[Data records]
▶
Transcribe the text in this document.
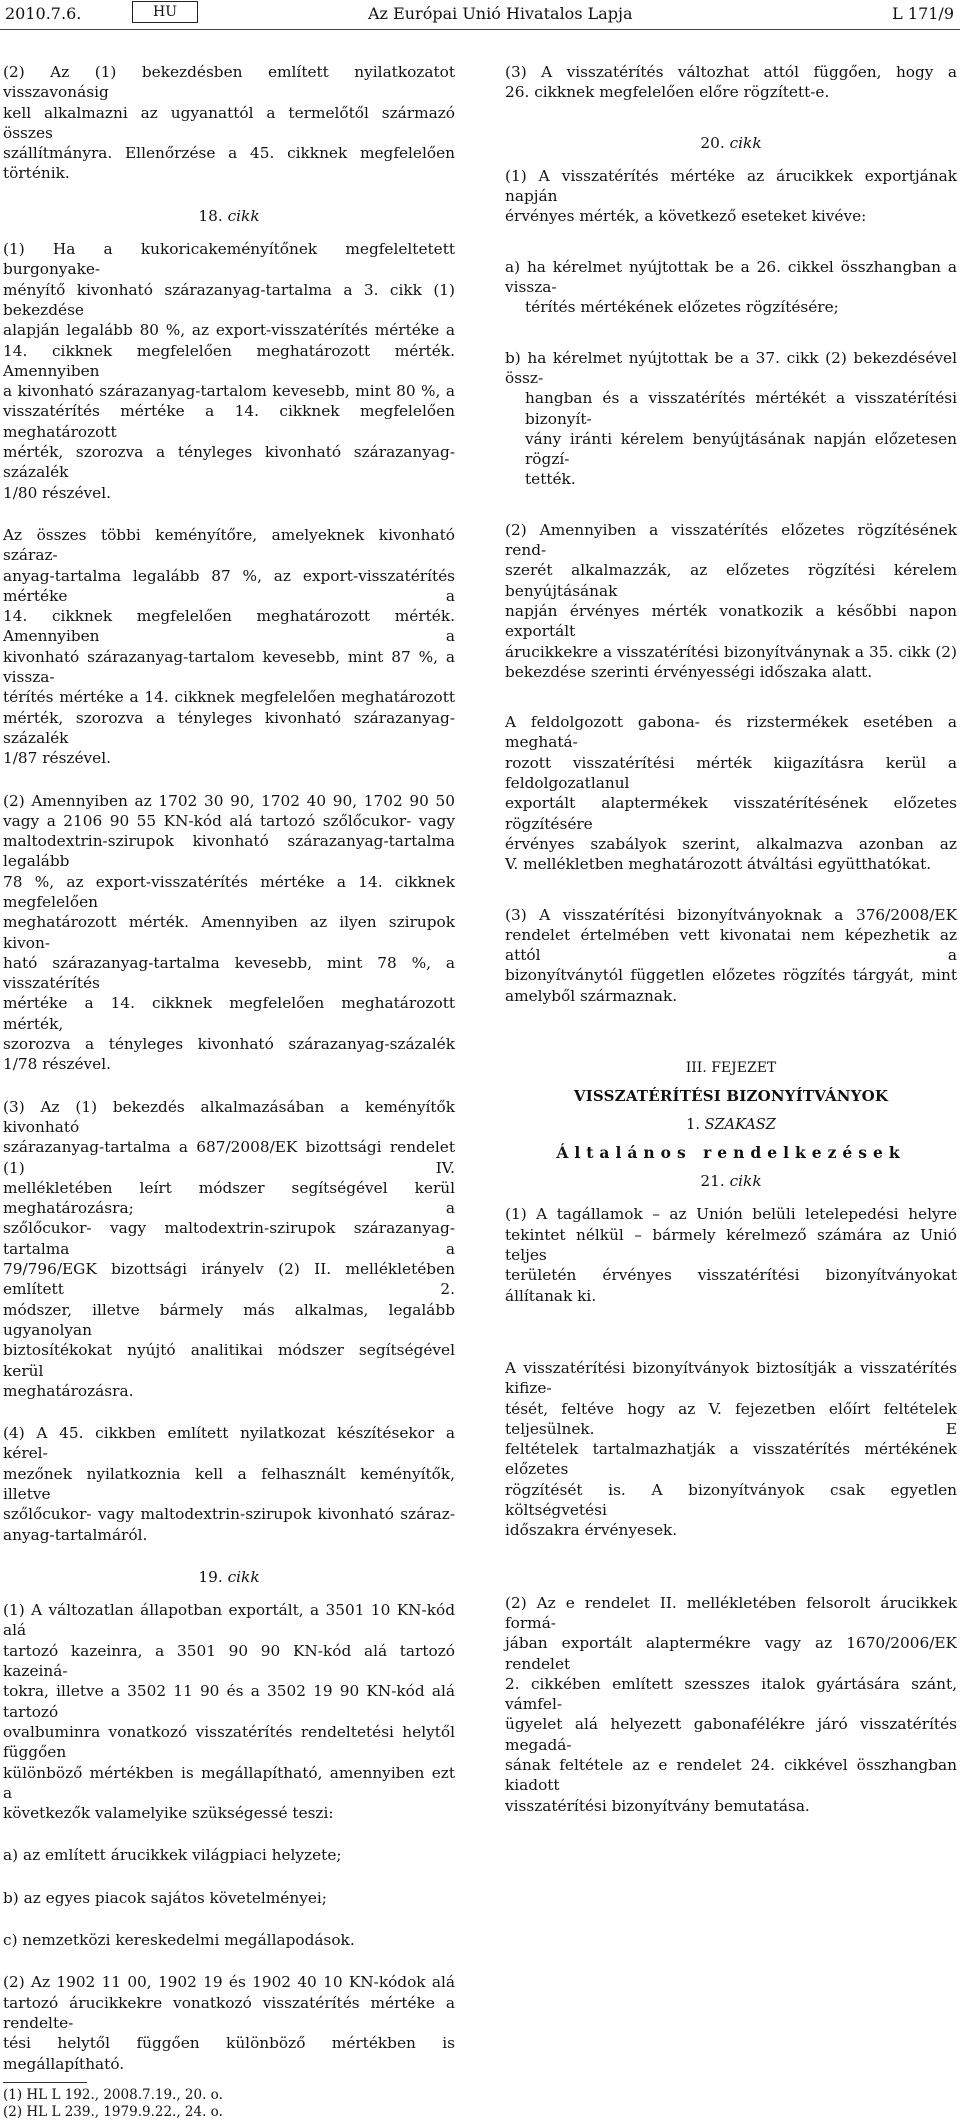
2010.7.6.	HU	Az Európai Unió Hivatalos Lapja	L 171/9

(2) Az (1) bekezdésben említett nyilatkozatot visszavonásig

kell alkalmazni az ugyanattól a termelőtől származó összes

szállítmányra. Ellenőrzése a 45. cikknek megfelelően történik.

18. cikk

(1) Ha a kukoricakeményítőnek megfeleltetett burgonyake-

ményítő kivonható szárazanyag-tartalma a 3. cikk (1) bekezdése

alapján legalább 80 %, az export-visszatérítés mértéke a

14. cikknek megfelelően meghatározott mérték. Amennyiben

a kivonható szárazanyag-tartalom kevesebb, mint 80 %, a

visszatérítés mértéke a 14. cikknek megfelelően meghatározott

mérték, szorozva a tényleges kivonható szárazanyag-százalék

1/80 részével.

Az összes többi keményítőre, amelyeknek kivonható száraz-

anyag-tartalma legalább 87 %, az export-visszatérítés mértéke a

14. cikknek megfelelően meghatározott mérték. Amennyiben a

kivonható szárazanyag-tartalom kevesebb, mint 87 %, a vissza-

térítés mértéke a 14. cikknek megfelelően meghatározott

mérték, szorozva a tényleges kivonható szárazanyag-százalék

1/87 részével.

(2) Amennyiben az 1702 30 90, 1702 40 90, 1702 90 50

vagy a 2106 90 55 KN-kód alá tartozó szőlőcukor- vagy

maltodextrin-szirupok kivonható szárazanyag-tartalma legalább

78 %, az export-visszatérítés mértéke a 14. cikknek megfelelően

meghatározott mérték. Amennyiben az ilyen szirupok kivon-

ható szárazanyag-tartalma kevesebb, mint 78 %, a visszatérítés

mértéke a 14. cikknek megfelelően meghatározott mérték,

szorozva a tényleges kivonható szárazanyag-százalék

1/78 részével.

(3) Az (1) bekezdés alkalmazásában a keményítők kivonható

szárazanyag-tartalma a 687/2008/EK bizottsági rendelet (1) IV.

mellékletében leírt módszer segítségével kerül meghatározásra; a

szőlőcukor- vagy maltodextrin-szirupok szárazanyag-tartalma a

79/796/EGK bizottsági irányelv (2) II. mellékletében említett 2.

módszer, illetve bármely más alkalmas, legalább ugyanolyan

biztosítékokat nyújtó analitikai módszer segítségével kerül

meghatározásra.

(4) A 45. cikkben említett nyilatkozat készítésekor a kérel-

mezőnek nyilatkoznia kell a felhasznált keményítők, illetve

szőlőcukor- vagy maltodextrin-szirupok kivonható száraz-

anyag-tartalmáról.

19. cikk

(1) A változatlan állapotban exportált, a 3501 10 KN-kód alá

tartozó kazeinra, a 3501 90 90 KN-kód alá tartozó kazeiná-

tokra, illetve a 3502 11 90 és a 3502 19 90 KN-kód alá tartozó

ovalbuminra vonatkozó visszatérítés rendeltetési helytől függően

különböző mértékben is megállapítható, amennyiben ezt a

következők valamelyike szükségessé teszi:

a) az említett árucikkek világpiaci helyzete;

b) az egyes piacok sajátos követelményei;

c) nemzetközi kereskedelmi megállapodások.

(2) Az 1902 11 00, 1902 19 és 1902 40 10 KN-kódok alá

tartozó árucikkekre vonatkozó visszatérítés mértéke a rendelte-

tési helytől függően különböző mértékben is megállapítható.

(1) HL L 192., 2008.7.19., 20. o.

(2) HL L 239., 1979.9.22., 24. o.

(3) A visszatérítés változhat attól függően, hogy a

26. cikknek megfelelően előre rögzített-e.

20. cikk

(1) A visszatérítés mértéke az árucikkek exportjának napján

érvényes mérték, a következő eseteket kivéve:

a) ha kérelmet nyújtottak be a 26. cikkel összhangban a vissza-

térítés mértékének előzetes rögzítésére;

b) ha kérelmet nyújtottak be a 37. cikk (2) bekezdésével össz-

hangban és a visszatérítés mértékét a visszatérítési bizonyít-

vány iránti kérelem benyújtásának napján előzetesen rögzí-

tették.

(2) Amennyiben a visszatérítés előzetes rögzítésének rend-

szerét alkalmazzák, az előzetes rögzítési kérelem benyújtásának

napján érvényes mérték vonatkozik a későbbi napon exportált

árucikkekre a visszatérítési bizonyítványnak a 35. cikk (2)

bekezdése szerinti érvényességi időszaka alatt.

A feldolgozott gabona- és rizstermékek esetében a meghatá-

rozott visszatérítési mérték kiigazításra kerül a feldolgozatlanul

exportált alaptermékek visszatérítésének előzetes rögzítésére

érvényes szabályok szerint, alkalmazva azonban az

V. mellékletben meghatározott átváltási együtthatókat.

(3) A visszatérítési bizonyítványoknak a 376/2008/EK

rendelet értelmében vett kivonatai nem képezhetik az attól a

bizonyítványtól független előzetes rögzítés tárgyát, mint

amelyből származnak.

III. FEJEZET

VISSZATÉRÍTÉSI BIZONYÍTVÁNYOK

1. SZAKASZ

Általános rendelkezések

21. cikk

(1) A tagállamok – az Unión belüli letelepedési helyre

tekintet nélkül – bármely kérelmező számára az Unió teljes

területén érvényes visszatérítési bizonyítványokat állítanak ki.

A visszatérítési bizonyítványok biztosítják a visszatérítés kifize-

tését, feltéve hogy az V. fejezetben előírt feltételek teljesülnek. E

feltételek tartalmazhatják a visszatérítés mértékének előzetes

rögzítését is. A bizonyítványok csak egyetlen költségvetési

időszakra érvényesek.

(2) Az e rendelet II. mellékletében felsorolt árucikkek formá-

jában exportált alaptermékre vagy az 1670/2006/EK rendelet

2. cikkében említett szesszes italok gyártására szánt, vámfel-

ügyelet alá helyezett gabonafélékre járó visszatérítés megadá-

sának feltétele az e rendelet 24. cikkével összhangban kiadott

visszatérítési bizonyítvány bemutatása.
◀
▶
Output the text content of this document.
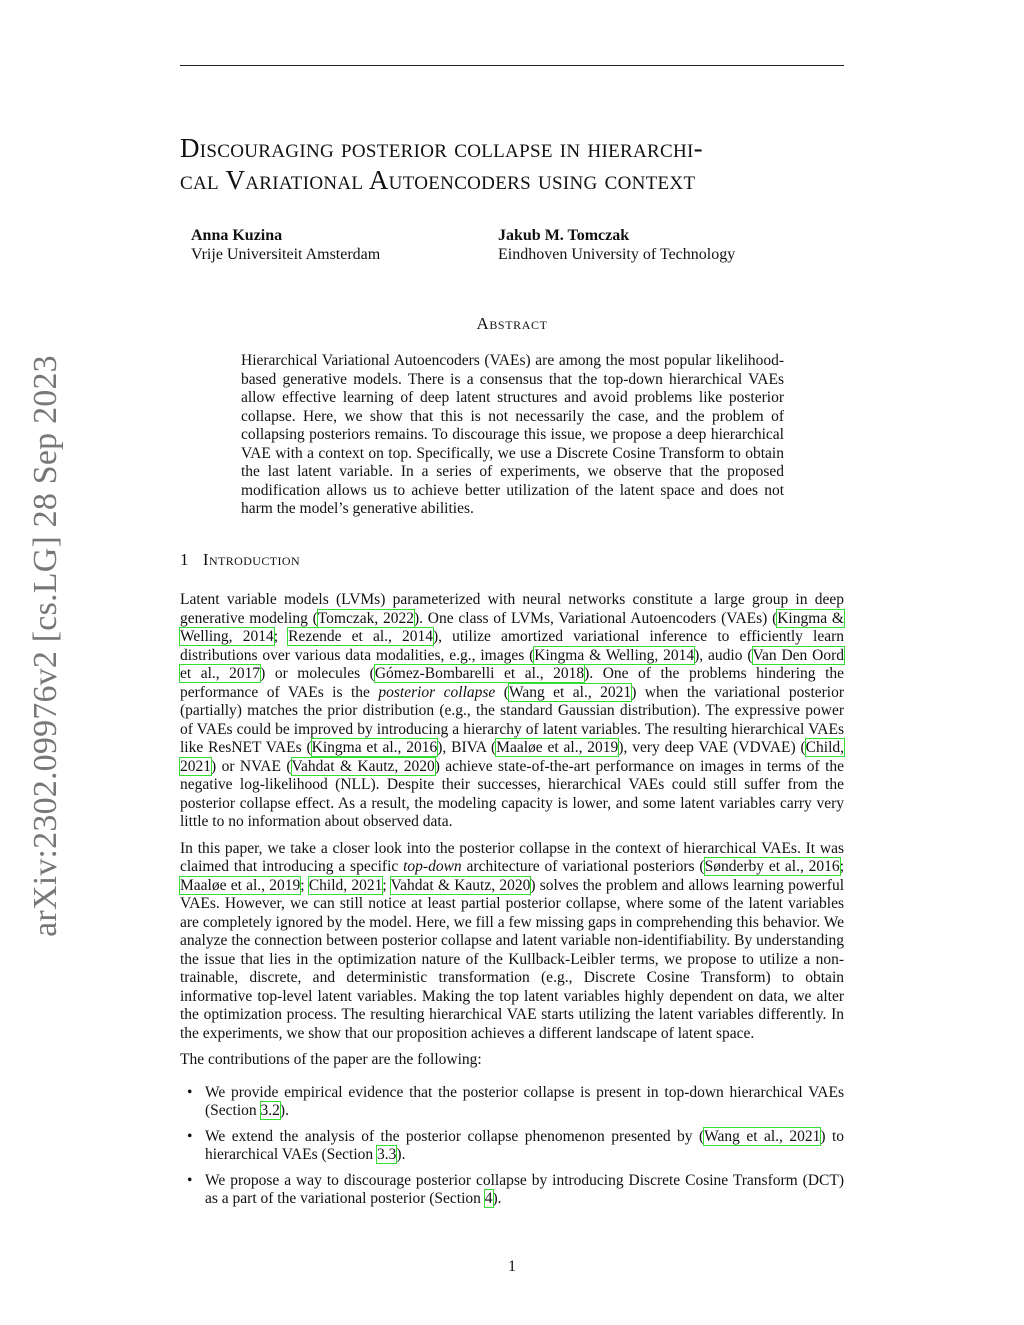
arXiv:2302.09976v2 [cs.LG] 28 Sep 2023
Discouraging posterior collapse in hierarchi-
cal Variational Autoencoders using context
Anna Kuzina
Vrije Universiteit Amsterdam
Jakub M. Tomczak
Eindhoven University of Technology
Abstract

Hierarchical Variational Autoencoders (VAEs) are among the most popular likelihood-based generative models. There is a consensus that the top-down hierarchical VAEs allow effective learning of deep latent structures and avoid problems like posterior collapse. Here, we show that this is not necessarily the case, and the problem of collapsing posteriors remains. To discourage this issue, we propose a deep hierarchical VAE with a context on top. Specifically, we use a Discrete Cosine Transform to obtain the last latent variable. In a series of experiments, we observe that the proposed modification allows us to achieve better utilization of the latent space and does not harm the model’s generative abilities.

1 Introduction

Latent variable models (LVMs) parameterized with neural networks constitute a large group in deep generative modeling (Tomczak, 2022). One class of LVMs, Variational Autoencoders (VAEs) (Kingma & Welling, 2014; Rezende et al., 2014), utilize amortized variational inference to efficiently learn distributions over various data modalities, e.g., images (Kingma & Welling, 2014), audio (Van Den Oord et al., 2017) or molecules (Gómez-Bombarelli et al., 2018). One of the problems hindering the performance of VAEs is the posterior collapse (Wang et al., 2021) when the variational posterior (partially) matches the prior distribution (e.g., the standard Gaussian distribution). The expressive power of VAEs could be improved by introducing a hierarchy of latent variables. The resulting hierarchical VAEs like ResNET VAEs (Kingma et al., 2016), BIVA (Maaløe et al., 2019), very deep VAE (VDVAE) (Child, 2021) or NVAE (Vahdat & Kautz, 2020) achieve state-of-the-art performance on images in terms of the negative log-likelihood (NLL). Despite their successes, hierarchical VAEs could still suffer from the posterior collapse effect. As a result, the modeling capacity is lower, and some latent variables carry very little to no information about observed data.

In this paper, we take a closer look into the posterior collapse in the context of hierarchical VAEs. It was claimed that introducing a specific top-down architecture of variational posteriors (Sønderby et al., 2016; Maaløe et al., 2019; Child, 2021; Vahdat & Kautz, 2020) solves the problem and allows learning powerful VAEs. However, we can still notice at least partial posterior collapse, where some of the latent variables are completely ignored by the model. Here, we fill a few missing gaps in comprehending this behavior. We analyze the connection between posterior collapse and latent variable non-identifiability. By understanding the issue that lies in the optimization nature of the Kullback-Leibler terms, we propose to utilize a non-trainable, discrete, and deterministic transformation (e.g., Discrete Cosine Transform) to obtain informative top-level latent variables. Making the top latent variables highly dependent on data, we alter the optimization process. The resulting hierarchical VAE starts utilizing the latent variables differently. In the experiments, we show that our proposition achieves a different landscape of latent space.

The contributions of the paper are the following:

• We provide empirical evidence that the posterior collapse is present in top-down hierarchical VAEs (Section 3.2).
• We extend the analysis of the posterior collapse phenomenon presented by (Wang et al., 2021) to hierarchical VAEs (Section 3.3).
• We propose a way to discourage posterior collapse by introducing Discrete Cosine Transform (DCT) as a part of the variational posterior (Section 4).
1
◀
Task brief:
Give nothing but the number of lines containing the string "kérelem".

Answer to the task:
2